Write out every entry precisely as given, leaving the pictures out.

-- Begin Input rows --

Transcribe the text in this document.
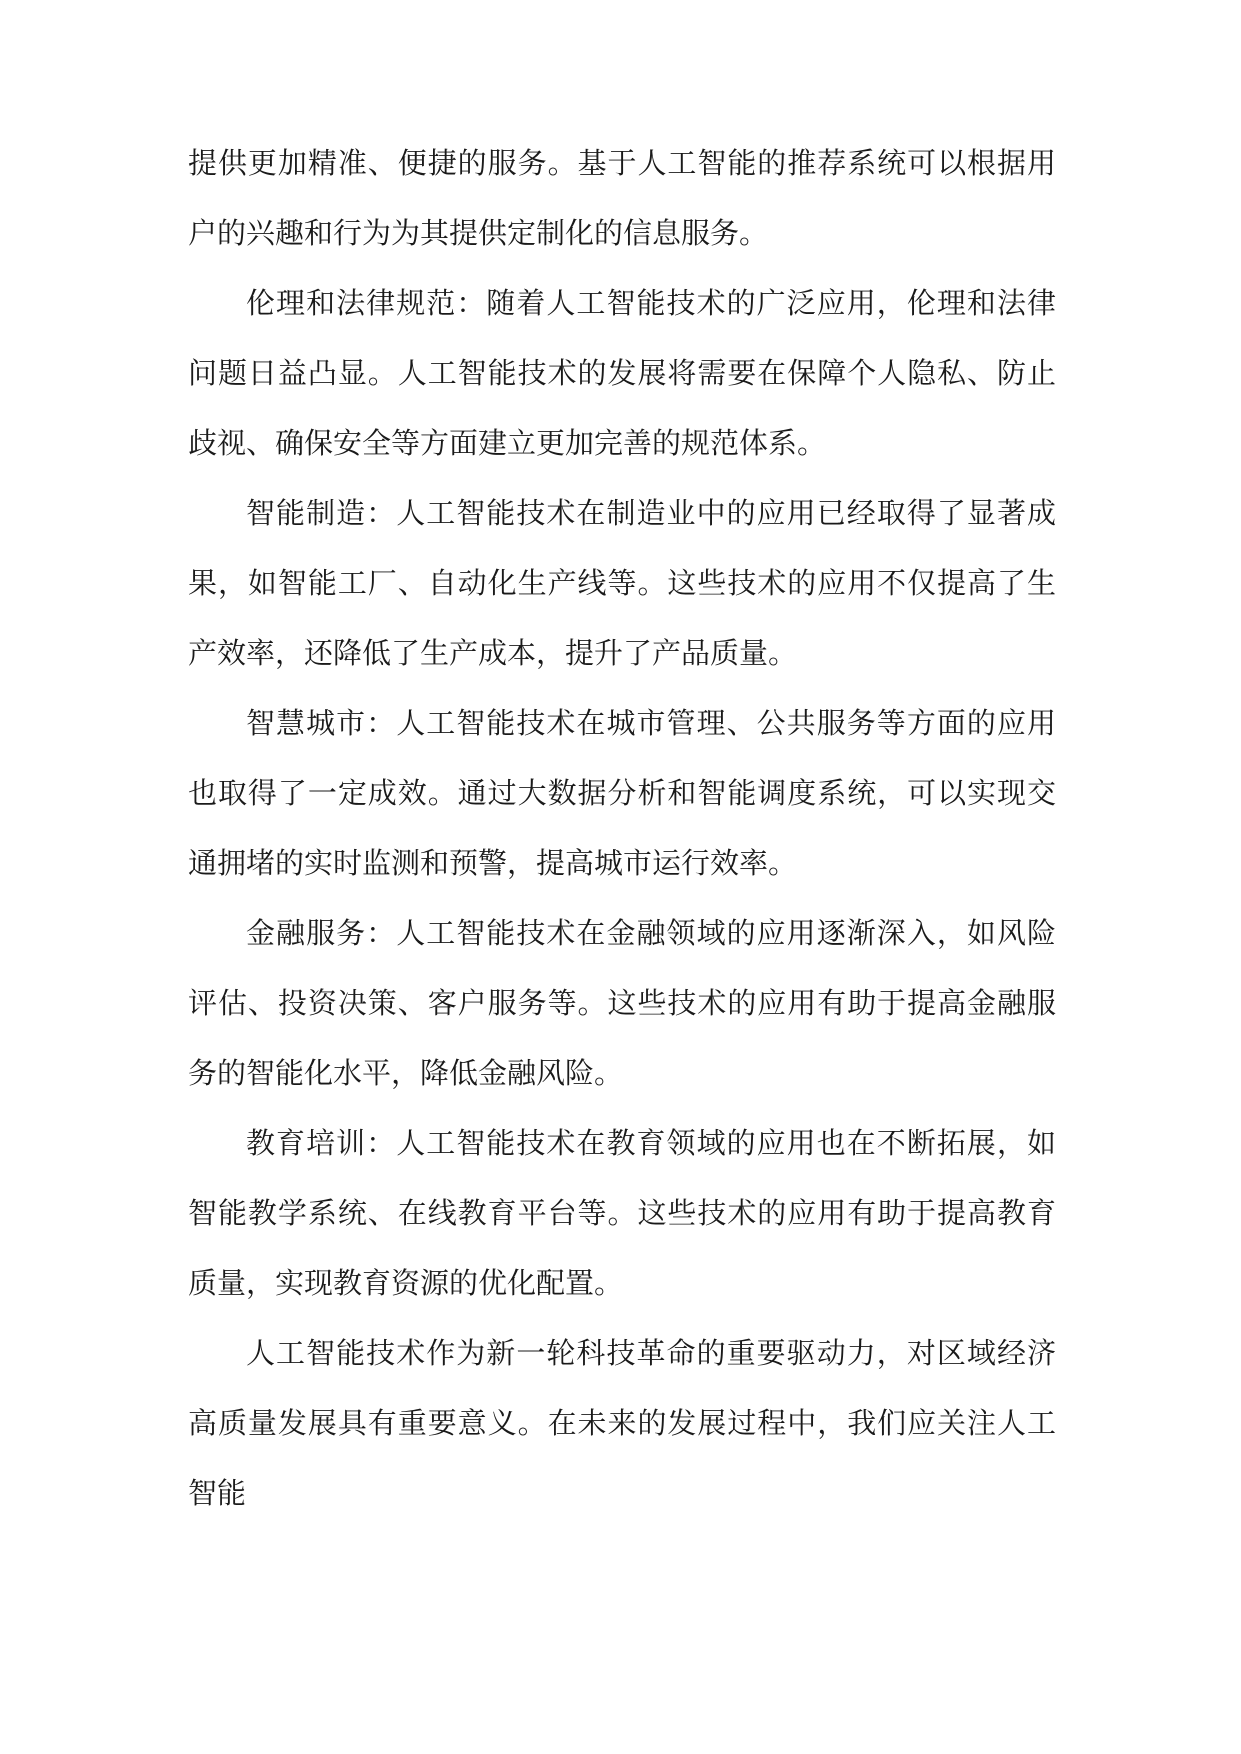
提供更加精准、便捷的服务。基于人工智能的推荐系统可以根据用户的兴趣和行为为其提供定制化的信息服务。

伦理和法律规范：随着人工智能技术的广泛应用，伦理和法律问题日益凸显。人工智能技术的发展将需要在保障个人隐私、防止歧视、确保安全等方面建立更加完善的规范体系。

智能制造：人工智能技术在制造业中的应用已经取得了显著成果，如智能工厂、自动化生产线等。这些技术的应用不仅提高了生产效率，还降低了生产成本，提升了产品质量。

智慧城市：人工智能技术在城市管理、公共服务等方面的应用也取得了一定成效。通过大数据分析和智能调度系统，可以实现交通拥堵的实时监测和预警，提高城市运行效率。

金融服务：人工智能技术在金融领域的应用逐渐深入，如风险评估、投资决策、客户服务等。这些技术的应用有助于提高金融服务的智能化水平，降低金融风险。

教育培训：人工智能技术在教育领域的应用也在不断拓展，如智能教学系统、在线教育平台等。这些技术的应用有助于提高教育质量，实现教育资源的优化配置。

人工智能技术作为新一轮科技革命的重要驱动力，对区域经济高质量发展具有重要意义。在未来的发展过程中，我们应关注人工智能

-- End Input rows --

### Result of this task
Transcribe the text in this document.
提供更加精准、便捷的服务。基于人工智能的推荐系统可以根据用户的兴趣和行为为其提供定制化的信息服务。

伦理和法律规范：随着人工智能技术的广泛应用，伦理和法律问题日益凸显。人工智能技术的发展将需要在保障个人隐私、防止歧视、确保安全等方面建立更加完善的规范体系。

智能制造：人工智能技术在制造业中的应用已经取得了显著成果，如智能工厂、自动化生产线等。这些技术的应用不仅提高了生产效率，还降低了生产成本，提升了产品质量。

智慧城市：人工智能技术在城市管理、公共服务等方面的应用也取得了一定成效。通过大数据分析和智能调度系统，可以实现交通拥堵的实时监测和预警，提高城市运行效率。

金融服务：人工智能技术在金融领域的应用逐渐深入，如风险评估、投资决策、客户服务等。这些技术的应用有助于提高金融服务的智能化水平，降低金融风险。

教育培训：人工智能技术在教育领域的应用也在不断拓展，如智能教学系统、在线教育平台等。这些技术的应用有助于提高教育质量，实现教育资源的优化配置。

人工智能技术作为新一轮科技革命的重要驱动力，对区域经济高质量发展具有重要意义。在未来的发展过程中，我们应关注人工智能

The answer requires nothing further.